=== Given problem ===
Take all the material and copy it exactly.

=== Given information ===
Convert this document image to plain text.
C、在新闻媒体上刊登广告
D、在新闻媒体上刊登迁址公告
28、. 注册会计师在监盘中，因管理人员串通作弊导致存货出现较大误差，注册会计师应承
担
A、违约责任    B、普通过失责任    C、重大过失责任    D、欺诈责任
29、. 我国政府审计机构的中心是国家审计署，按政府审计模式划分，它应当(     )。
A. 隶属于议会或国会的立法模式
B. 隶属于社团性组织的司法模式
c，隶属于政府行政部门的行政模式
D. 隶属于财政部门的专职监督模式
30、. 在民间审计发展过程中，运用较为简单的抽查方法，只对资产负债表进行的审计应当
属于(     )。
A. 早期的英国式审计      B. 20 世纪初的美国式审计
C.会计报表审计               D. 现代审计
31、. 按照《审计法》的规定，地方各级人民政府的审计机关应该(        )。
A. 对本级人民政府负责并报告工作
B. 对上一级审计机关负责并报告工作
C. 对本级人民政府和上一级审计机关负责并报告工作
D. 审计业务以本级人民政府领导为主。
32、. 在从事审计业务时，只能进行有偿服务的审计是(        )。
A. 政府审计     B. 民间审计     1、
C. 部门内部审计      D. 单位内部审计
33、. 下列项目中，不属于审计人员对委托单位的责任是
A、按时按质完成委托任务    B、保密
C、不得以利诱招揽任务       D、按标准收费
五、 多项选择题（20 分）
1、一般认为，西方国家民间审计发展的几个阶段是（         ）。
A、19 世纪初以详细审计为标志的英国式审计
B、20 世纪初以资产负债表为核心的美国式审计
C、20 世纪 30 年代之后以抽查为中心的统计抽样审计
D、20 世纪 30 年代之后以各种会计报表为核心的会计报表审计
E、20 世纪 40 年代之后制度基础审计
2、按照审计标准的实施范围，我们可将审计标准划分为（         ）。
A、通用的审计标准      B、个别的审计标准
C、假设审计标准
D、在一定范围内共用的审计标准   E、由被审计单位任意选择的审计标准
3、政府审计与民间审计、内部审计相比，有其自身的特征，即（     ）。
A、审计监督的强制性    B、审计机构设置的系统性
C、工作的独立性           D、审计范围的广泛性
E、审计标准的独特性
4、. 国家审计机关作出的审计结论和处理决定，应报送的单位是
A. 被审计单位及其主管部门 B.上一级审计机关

=== Answer below ===
Convert this document image to plain text.
C、在新闻媒体上刊登广告
D、在新闻媒体上刊登迁址公告
28、. 注册会计师在监盘中，因管理人员串通作弊导致存货出现较大误差，注册会计师应承
担
A、违约责任    B、普通过失责任    C、重大过失责任    D、欺诈责任
29、. 我国政府审计机构的中心是国家审计署，按政府审计模式划分，它应当(     )。
A. 隶属于议会或国会的立法模式
B. 隶属于社团性组织的司法模式
c，隶属于政府行政部门的行政模式
D. 隶属于财政部门的专职监督模式
30、. 在民间审计发展过程中，运用较为简单的抽查方法，只对资产负债表进行的审计应当
属于(     )。
A. 早期的英国式审计      B. 20 世纪初的美国式审计
C.会计报表审计               D. 现代审计
31、. 按照《审计法》的规定，地方各级人民政府的审计机关应该(        )。
A. 对本级人民政府负责并报告工作
B. 对上一级审计机关负责并报告工作
C. 对本级人民政府和上一级审计机关负责并报告工作
D. 审计业务以本级人民政府领导为主。
32、. 在从事审计业务时，只能进行有偿服务的审计是(        )。
A. 政府审计     B. 民间审计     1、
C. 部门内部审计      D. 单位内部审计
33、. 下列项目中，不属于审计人员对委托单位的责任是
A、按时按质完成委托任务    B、保密
C、不得以利诱招揽任务       D、按标准收费
五、 多项选择题（20 分）
1、一般认为，西方国家民间审计发展的几个阶段是（         ）。
A、19 世纪初以详细审计为标志的英国式审计
B、20 世纪初以资产负债表为核心的美国式审计
C、20 世纪 30 年代之后以抽查为中心的统计抽样审计
D、20 世纪 30 年代之后以各种会计报表为核心的会计报表审计
E、20 世纪 40 年代之后制度基础审计
2、按照审计标准的实施范围，我们可将审计标准划分为（         ）。
A、通用的审计标准      B、个别的审计标准
C、假设审计标准
D、在一定范围内共用的审计标准   E、由被审计单位任意选择的审计标准
3、政府审计与民间审计、内部审计相比，有其自身的特征，即（     ）。
A、审计监督的强制性    B、审计机构设置的系统性
C、工作的独立性           D、审计范围的广泛性
E、审计标准的独特性
4、. 国家审计机关作出的审计结论和处理决定，应报送的单位是
A. 被审计单位及其主管部门 B.上一级审计机关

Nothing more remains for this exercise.